# Set tasks:
1 – Using the passage on sanctification below, decide whether each statement agrees with it, and answer yes or no, quoting the words that decide it: (a) The old man is called old because of his age. (b) The teaching of the Spirit can be summarized in the two words "Believe" and "Obey." (c) Believers' baptism symbolizes the believer identifying himself with Christ Jesus in His death and resurrection.
2 – Copy word for word the stretch of the passage on sanctification below from "God has endowed" through "man’ (Gal. 5:16).".

# Quoted passage:
God has endowed His children with the power to yield their wills to either the flesh or the Spirit; so that we are exhorted to ‘Walk in the Spirit, and ye shall not fulfil the lust of the flesh.’ To accomplish this end the teaching of the Spirit might be summarized in the two words: ‘Believe’ and ‘Obey’: firstly, to believe the Word of God concerning our having died to sin with Christ and risen with Him to share His life; and secondly, to manifest that faith by a two-fold obedience: to ‘put off the old man’ and to ‘put on the new man’ (Gal. 5:16).

Sanctification Through the Truth

In the New Testament the so-called ‘old man’ is contrasted with the ‘new man’; he is old, not because of any distinction due to age or time, but because of his relationship to the original creation: of which the first man Adam was the federal head and from whom his fallen nature is derived. The character of the old man is so corrupt as to merit nothing but death; and as all mankind share his nature all are under condemnation. This ‘old man’ has been declared by the Spirit of God to have been crucified with Christ, in order that the ‘body of sin’ might be destroyed, that henceforth His people need not serve sin.

In the resurrection of the Lord Jesus Christ, God has created a ‘new man’: consisting of Christ the Head and including all of His redeemed ones: who constitute the members of His body and who partake of His life and nature. ‘Just as the (human) body is one (being) and has many members, and all the members of the body, though many, are one body, so it is with (the) Christ. For by one Spirit we were all baptized into one body — Jews or Greeks, slaves or free — and all were made to drink of one Spirit’ (1 Cor. 12:12-13, RSV).

We were united to Him in His death, wherein we died to sin; we were united to Him in His resurrection, wherein we received His life by the Spirit; and, since our Lord ascended to the right hand of the Father, so we were made to sit together with Him there; and as God glorified His Son so we share His glory. He is our Head and we have no life but His. The fact that the Spirit dwells within us is the assurance that we shall one day be with Him in body as we are now in spirit. ‘For whom He did foreknow, He also did predestinate to be conformed to the image of His Son, that He might be the Firstborn among many brethren. Moreover, whom He did predestinate, them He also called: and whom He called, them He also justified: and whom He justified, them He also glorified’ (Rom. 8:29-30).

This truth is the doctrinal basis for the practice of holiness; and on the ground of which the Spirit of God exhorts believers to reckon themselves to be dead indeed to sin, but alive unto God through Jesus Christ our Lord. This is the truth which is symbolized in believers’ baptism: wherein the believer identifies himself with Christ Jesus in His death and resurrection. Paul uses the symbol to teach the doctrine of sanctification. ‘Know ye not, that so many of us as were baptized into Jesus Christ were baptized into His death? Therefore we are buried with Him by baptism into death: that like as Christ was raised up from the dead by the glory of the Father, even so we also should walk in newness of life. For if we have been planted together in the likeness of His death, we shall be also in the likeness of His resurrection. Knowing this, that our old man is crucified with Him, that the body of sin might be destroyed, that henceforth we should not serve sin. For he that is dead is freed from sin. Now if we be dead with Christ, we believe that we shall also live with Him: knowing that Christ being raised from the dead dieth no more; death hath no more dominion over Him. For in that He died, He died unto sin once: but in that He liveth, He liveth unto God …’ (Rom. 6:3-10).

# Data excerpts:
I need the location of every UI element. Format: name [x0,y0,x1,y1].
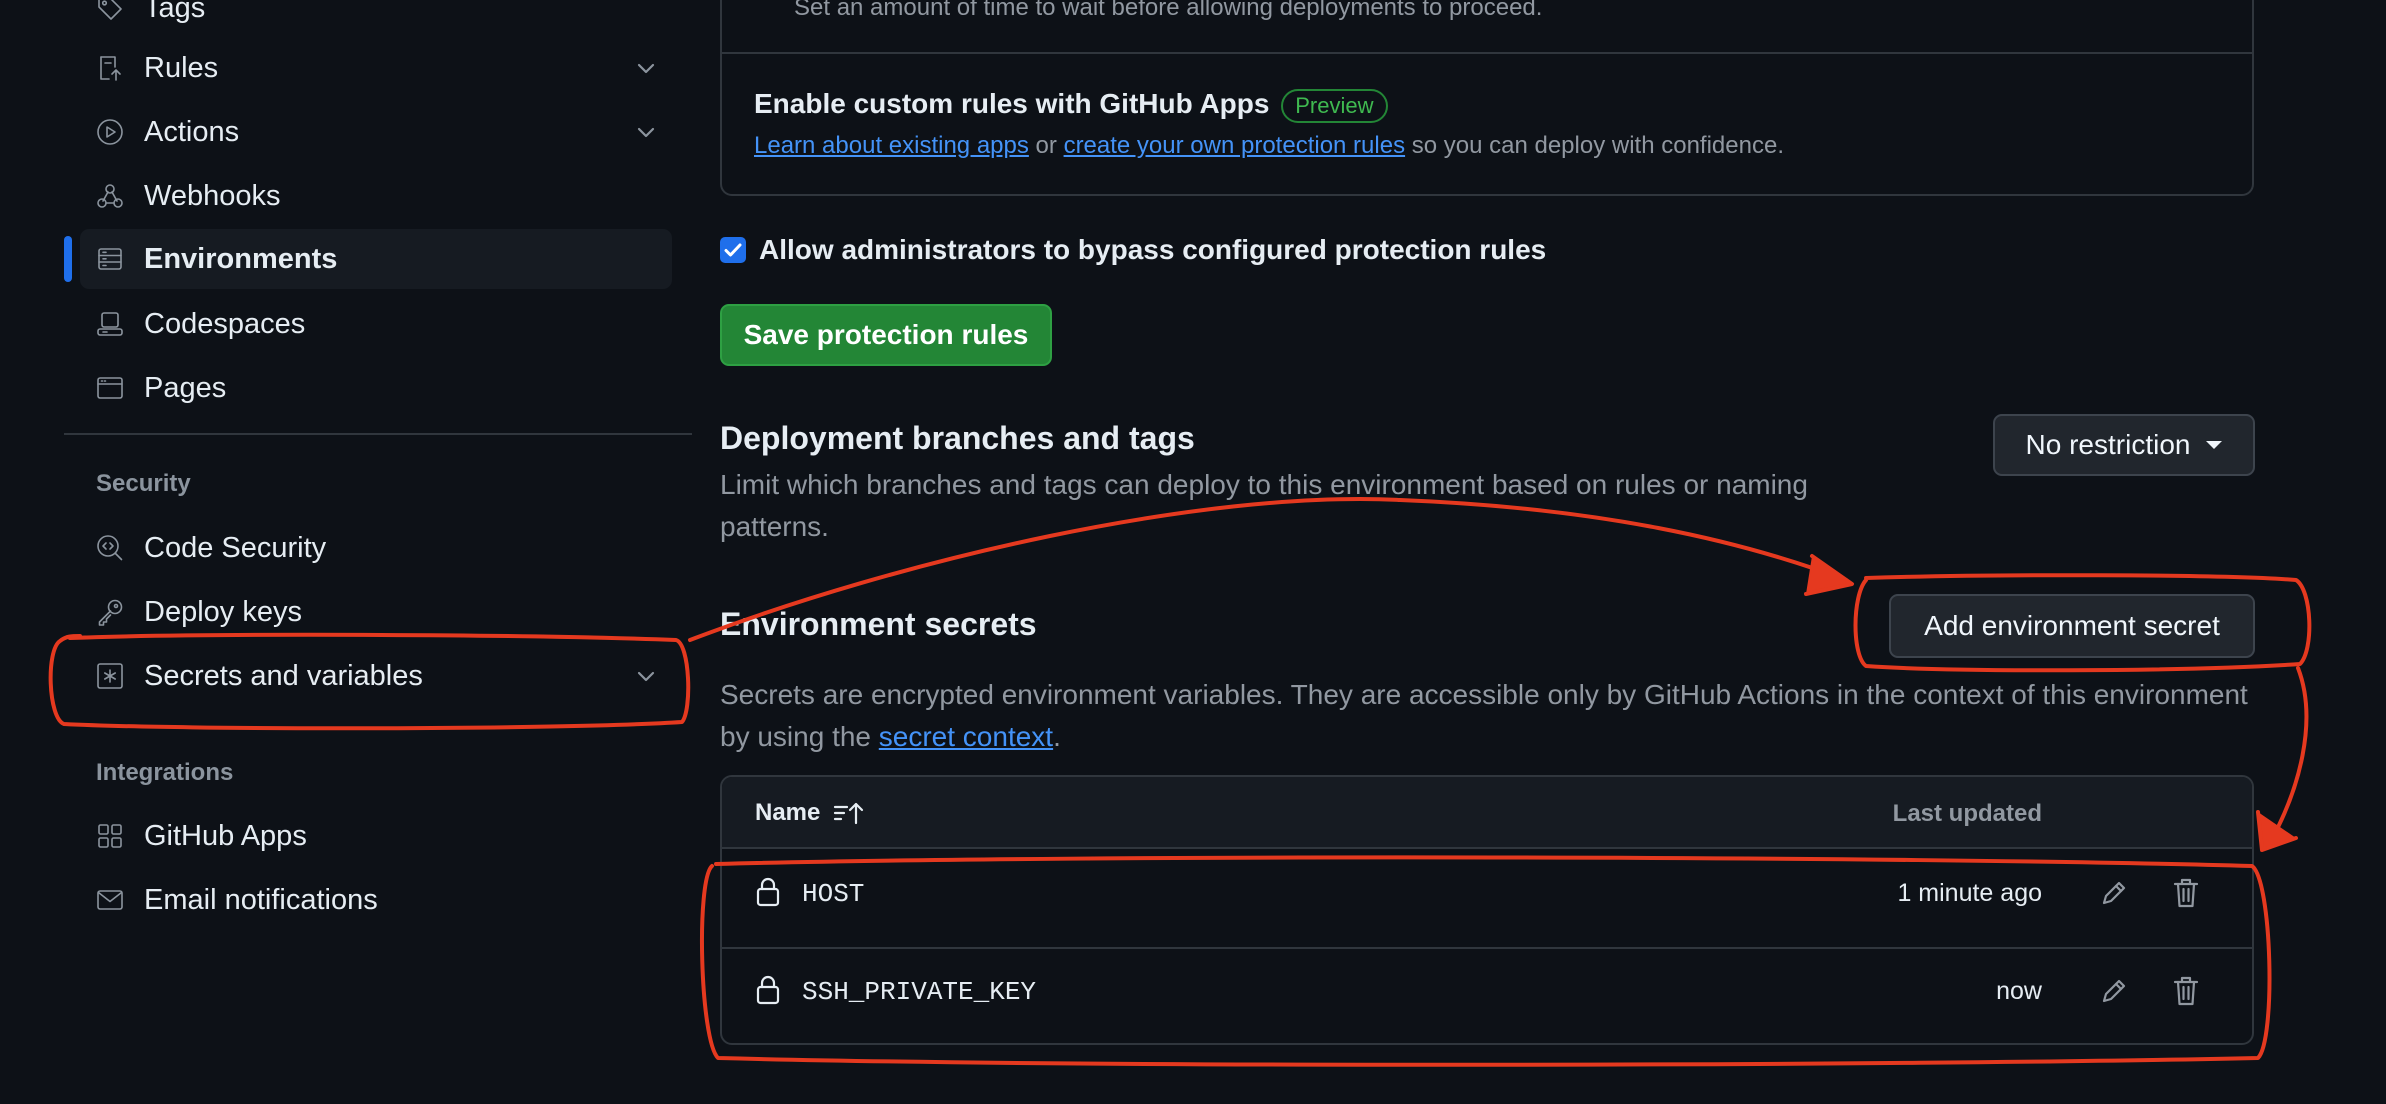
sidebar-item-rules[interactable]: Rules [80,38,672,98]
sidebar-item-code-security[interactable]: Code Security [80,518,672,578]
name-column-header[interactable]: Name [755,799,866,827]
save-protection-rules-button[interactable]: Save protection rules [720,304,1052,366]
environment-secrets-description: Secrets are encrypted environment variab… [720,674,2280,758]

# Results for each task:
1 –
(a) No: "he is old, not because of any distinction due to age or time, but because of his relationship to the original creation"
(b) Yes: "the teaching of the Spirit might be summarized in the two words: ‘Believe’ and ‘Obey’"
(c) Yes: "This is the truth which is symbolized in believers’ baptism: wherein the believer identifies himself with Christ Jesus in His death and resurrection."

2 –
God has endowed His children with the power to yield their wills to either the flesh or the Spirit; so that we are exhorted to ‘Walk in the Spirit, and ye shall not fulfil the lust of the flesh.’ To accomplish this end the teaching of the Spirit might be summarized in the two words: ‘Believe’ and ‘Obey’: firstly, to believe the Word of God concerning our having died to sin with Christ and risen with Him to share His life; and secondly, to manifest that faith by a two-fold obedience: to ‘put off the old man’ and to ‘put on the new man’ (Gal. 5:16).